• RECORD EXTRACTS:

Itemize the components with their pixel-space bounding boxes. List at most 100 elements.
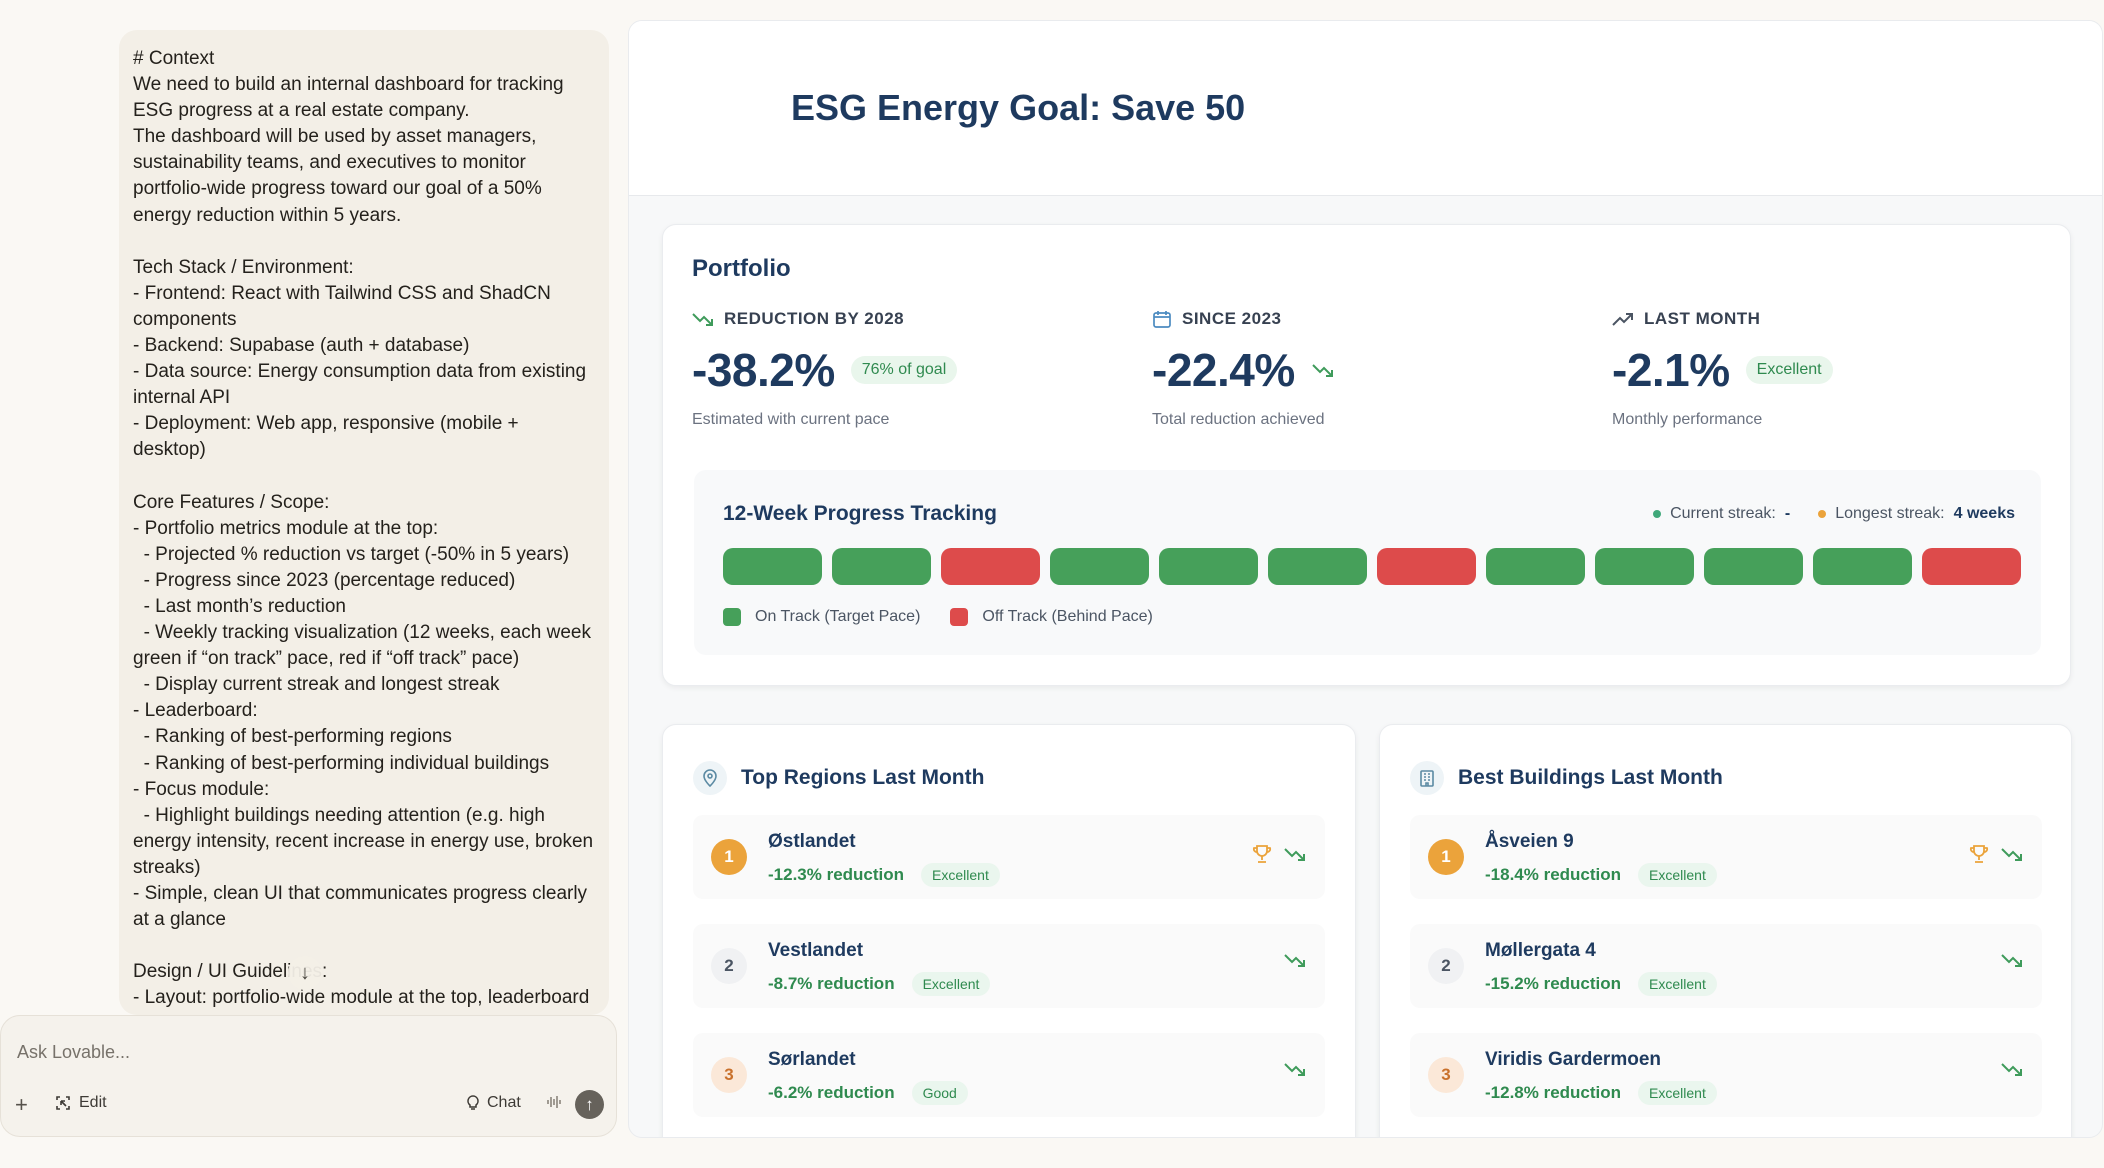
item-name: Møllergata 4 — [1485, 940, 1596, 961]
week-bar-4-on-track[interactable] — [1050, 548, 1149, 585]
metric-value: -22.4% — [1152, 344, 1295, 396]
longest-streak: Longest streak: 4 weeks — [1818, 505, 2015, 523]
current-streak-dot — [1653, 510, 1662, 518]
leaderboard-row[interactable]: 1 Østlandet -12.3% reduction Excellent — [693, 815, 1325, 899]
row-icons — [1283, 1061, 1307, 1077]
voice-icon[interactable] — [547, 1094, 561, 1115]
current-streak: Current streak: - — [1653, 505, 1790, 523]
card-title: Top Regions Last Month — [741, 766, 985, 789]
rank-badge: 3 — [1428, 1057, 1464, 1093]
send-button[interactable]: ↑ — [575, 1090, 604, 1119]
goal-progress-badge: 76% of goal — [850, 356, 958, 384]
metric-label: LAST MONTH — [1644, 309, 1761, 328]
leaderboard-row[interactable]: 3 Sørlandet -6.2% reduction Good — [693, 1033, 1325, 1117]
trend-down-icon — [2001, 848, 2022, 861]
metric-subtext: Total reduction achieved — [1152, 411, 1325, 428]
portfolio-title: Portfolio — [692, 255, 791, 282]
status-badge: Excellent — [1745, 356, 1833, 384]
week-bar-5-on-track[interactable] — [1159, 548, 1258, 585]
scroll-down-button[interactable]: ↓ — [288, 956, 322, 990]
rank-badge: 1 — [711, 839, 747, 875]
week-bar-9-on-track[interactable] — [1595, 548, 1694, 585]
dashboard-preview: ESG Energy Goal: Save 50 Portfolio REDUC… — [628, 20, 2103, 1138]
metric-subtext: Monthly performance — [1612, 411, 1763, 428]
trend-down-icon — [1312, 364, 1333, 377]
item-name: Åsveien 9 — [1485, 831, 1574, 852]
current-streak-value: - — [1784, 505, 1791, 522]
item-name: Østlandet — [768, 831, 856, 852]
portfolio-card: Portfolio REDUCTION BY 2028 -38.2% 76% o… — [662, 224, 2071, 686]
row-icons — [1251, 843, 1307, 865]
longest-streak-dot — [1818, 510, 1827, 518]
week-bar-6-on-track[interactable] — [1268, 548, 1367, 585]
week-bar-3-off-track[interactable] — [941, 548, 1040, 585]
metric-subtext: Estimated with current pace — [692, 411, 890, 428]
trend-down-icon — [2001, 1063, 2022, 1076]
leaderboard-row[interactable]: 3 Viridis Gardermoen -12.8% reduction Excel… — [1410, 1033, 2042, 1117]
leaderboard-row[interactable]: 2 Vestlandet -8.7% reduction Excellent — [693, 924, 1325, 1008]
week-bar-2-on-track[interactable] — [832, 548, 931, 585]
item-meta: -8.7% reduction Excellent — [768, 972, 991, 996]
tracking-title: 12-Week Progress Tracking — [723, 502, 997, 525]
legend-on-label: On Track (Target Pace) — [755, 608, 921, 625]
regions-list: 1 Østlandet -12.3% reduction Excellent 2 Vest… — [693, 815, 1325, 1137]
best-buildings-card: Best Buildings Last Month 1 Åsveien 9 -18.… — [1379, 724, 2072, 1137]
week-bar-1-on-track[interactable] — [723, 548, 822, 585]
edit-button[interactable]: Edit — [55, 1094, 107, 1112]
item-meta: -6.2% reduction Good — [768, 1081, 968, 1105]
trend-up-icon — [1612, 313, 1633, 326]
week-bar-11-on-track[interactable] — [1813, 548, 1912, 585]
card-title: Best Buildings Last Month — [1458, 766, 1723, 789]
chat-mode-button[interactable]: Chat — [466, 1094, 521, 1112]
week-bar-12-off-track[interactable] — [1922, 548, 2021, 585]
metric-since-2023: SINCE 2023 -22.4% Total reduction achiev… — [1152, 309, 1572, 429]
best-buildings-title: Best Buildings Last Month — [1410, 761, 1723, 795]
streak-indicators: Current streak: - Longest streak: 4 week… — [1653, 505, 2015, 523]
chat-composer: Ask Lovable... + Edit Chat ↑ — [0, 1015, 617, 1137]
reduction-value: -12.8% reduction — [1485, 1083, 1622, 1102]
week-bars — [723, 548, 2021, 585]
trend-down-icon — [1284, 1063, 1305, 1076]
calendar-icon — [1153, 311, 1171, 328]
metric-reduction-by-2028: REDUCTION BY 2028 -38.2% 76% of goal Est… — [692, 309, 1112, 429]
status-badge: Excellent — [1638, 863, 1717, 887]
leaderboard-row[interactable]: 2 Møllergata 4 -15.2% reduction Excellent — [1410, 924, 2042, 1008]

• JOB: Reproduce the part of the data that opens with the line containing "item-name: Møllergata 4" and closes with the line containing "longest-streak: Longest streak: 4", character for character, including both of those lines.

• SOLUTION FOR THIS TASK:
item-name: Møllergata 4 — [1485, 940, 1596, 961]
week-bar-4-on-track[interactable] — [1050, 548, 1149, 585]
metric-value: -22.4% — [1152, 344, 1295, 396]
longest-streak: Longest streak: 4 weeks — [1818, 505, 2015, 523]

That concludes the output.